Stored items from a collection
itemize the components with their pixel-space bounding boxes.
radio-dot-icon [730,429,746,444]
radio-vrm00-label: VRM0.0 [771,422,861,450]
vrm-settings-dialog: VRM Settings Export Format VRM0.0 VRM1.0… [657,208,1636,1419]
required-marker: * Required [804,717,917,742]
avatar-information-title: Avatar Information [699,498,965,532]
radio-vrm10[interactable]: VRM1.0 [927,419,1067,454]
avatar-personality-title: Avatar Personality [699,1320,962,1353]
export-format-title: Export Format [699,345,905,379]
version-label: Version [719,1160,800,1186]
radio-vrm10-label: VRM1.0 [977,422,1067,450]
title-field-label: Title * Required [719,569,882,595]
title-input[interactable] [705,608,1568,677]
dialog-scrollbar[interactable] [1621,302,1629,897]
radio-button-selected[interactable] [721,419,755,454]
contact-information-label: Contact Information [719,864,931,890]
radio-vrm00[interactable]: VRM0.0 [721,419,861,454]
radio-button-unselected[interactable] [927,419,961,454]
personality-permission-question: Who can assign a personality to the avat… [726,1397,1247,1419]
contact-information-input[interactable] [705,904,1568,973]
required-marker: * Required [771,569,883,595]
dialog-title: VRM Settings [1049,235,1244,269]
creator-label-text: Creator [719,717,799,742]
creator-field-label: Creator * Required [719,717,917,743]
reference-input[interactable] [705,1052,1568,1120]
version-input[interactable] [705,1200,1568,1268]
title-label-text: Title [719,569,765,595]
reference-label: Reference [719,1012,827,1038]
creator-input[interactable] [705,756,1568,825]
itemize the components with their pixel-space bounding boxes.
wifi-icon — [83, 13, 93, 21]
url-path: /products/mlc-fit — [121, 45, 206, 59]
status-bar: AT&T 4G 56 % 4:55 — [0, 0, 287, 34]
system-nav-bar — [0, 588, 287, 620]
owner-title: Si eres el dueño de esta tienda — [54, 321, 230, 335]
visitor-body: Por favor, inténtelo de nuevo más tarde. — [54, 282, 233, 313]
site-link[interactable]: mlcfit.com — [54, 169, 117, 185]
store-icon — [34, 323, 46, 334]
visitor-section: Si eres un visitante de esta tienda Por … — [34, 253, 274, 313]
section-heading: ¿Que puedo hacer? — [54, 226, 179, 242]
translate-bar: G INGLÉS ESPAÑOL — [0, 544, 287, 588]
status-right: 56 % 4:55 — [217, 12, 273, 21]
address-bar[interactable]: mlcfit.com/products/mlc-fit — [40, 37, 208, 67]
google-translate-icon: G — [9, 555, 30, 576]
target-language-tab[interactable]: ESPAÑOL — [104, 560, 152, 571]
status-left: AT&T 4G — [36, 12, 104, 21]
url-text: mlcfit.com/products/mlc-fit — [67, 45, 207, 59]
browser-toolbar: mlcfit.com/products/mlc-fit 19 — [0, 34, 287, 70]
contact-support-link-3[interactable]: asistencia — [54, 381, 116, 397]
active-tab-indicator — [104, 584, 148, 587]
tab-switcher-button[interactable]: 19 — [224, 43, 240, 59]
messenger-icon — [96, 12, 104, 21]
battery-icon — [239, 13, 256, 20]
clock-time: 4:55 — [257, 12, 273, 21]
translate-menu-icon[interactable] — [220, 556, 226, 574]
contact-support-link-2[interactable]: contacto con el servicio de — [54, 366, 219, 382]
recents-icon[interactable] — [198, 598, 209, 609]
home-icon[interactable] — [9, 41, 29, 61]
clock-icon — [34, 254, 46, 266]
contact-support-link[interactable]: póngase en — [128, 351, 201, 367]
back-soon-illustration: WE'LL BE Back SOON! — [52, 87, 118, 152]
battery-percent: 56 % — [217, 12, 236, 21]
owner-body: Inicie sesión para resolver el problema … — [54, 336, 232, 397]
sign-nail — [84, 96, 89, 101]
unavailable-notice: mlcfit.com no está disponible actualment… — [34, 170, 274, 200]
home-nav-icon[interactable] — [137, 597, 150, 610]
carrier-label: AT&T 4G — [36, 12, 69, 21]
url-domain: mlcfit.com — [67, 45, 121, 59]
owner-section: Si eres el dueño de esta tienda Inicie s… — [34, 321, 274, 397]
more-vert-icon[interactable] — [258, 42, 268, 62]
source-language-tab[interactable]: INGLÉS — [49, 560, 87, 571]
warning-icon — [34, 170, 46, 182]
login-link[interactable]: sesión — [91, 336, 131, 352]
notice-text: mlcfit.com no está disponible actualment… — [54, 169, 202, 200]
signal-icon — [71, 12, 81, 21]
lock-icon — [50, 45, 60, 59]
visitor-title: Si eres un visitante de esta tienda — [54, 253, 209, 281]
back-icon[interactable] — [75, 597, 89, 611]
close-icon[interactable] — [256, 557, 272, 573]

=== What to work on ===
Render every line of the material above as a JSON list of strings, one string per line, and leave out any blank lines.

=== Solution to the exercise ===
[
  "itemize the components with their pixel-space bounding boxes.",
  "radio-dot-icon [730,429,746,444]",
  "radio-vrm00-label: VRM0.0 [771,422,861,450]",
  "vrm-settings-dialog: VRM Settings Export Format VRM0.0 VRM1.0… [657,208,1636,1419]",
  "required-marker: * Required [804,717,917,742]",
  "avatar-information-title: Avatar Information [699,498,965,532]",
  "radio-vrm10[interactable]: VRM1.0 [927,419,1067,454]",
  "avatar-personality-title: Avatar Personality [699,1320,962,1353]",
  "export-format-title: Export Format [699,345,905,379]",
  "version-label: Version [719,1160,800,1186]",
  "radio-vrm10-label: VRM1.0 [977,422,1067,450]",
  "title-field-label: Title * Required [719,569,882,595]",
  "title-input[interactable] [705,608,1568,677]",
  "dialog-scrollbar[interactable] [1621,302,1629,897]",
  "radio-button-selected[interactable] [721,419,755,454]",
  "contact-information-label: Contact Information [719,864,931,890]",
  "radio-vrm00[interactable]: VRM0.0 [721,419,861,454]",
  "radio-button-unselected[interactable] [927,419,961,454]",
  "personality-permission-question: Who can assign a personality to the avat… [726,1397,1247,1419]",
  "contact-information-input[interactable] [705,904,1568,973]",
  "required-marker: * Required [771,569,883,595]",
  "dialog-title: VRM Settings [1049,235,1244,269]",
  "creator-label-text: Creator [719,717,799,742]",
  "creator-field-label: Creator * Required [719,717,917,743]",
  "reference-input[interactable] [705,1052,1568,1120]",
  "version-input[interactable] [705,1200,1568,1268]",
  "title-label-text: Title [719,569,765,595]",
  "reference-label: Reference [719,1012,827,1038]",
  "creator-input[interactable] [705,756,1568,825]",
  "itemize the components with their pixel-space bounding boxes.",
  "wifi-icon — [83, 13, 93, 21]",
  "url-path: /products/mlc-fit — [121, 45, 206, 59]",
  "status-bar: AT&T 4G 56 % 4:55 — [0, 0, 287, 34]",
  "system-nav-bar — [0, 588, 287, 620]",
  "owner-title: Si eres el dueño de esta tienda — [54, 321, 230, 335]",
  "visitor-body: Por favor, inténtelo de nuevo más tarde. — [54, 282, 233, 313]",
  "site-link[interactable]: mlcfit.com — [54, 169, 117, 185]",
  "store-icon — [34, 323, 46, 334]",
  "visitor-section: Si eres un visitante de esta tienda Por … — [34, 253, 274, 313]",
  "section-heading: ¿Que puedo hacer? — [54, 226, 179, 242]",
  "translate-bar: G INGLÉS ESPAÑOL — [0, 544, 287, 588]",
  "status-right: 56 % 4:55 — [217, 12, 273, 21]",
  "address-bar[interactable]: mlcfit.com/products/mlc-fit — [40, 37, 208, 67]",
  "google-translate-icon: G — [9, 555, 30, 576]",
  "target-language-tab[interactable]: ESPAÑOL — [104, 560, 152, 571]",
  "status-left: AT&T 4G — [36, 12, 104, 21]",
  "url-text: mlcfit.com/products/mlc-fit — [67, 45, 207, 59]",
  "browser-toolbar: mlcfit.com/products/mlc-fit 19 — [0, 34, 287, 70]",
  "contact-support-link-3[interactable]: asistencia — [54, 381, 116, 397]",
  "active-tab-indicator — [104, 584, 148, 587]",
  "tab-switcher-button[interactable]: 19 — [224, 43, 240, 59]",
  "messenger-icon — [96, 12, 104, 21]",
  "battery-icon — [239, 13, 256, 20]",
  "clock-time: 4:55 — [257, 12, 273, 21]",
  "translate-menu-icon[interactable] — [220, 556, 226, 574]",
  "contact-support-link-2[interactable]: contacto con el servicio de — [54, 366, 219, 382]",
  "recents-icon[interactable] — [198, 598, 209, 609]",
  "home-icon[interactable] — [9, 41, 29, 61]",
  "clock-icon — [34, 254, 46, 266]",
  "contact-support-link[interactable]: póngase en — [128, 351, 201, 367]",
  "back-soon-illustration: WE'LL BE Back SOON! — [52, 87, 118, 152]",
  "battery-percent: 56 % — [217, 12, 236, 21]",
  "owner-body: Inicie sesión para resolver el problema … — [54, 336, 232, 397]",
  "sign-nail — [84, 96, 89, 101]",
  "unavailable-notice: mlcfit.com no está disponible actualment… — [34, 170, 274, 200]",
  "home-nav-icon[interactable] — [137, 597, 150, 610]",
  "carrier-label: AT&T 4G — [36, 12, 69, 21]",
  "url-domain: mlcfit.com — [67, 45, 121, 59]",
  "owner-section: Si eres el dueño de esta tienda Inicie s… — [34, 321, 274, 397]",
  "more-vert-icon[interactable] — [258, 42, 268, 62]",
  "source-language-tab[interactable]: INGLÉS — [49, 560, 87, 571]",
  "warning-icon — [34, 170, 46, 182]",
  "login-link[interactable]: sesión — [91, 336, 131, 352]",
  "notice-text: mlcfit.com no está disponible actualment… — [54, 169, 202, 200]",
  "signal-icon — [71, 12, 81, 21]",
  "lock-icon — [50, 45, 60, 59]",
  "visitor-title: Si eres un visitante de esta tienda — [54, 253, 209, 281]",
  "back-icon[interactable] — [75, 597, 89, 611]",
  "close-icon[interactable] — [256, 557, 272, 573]"
]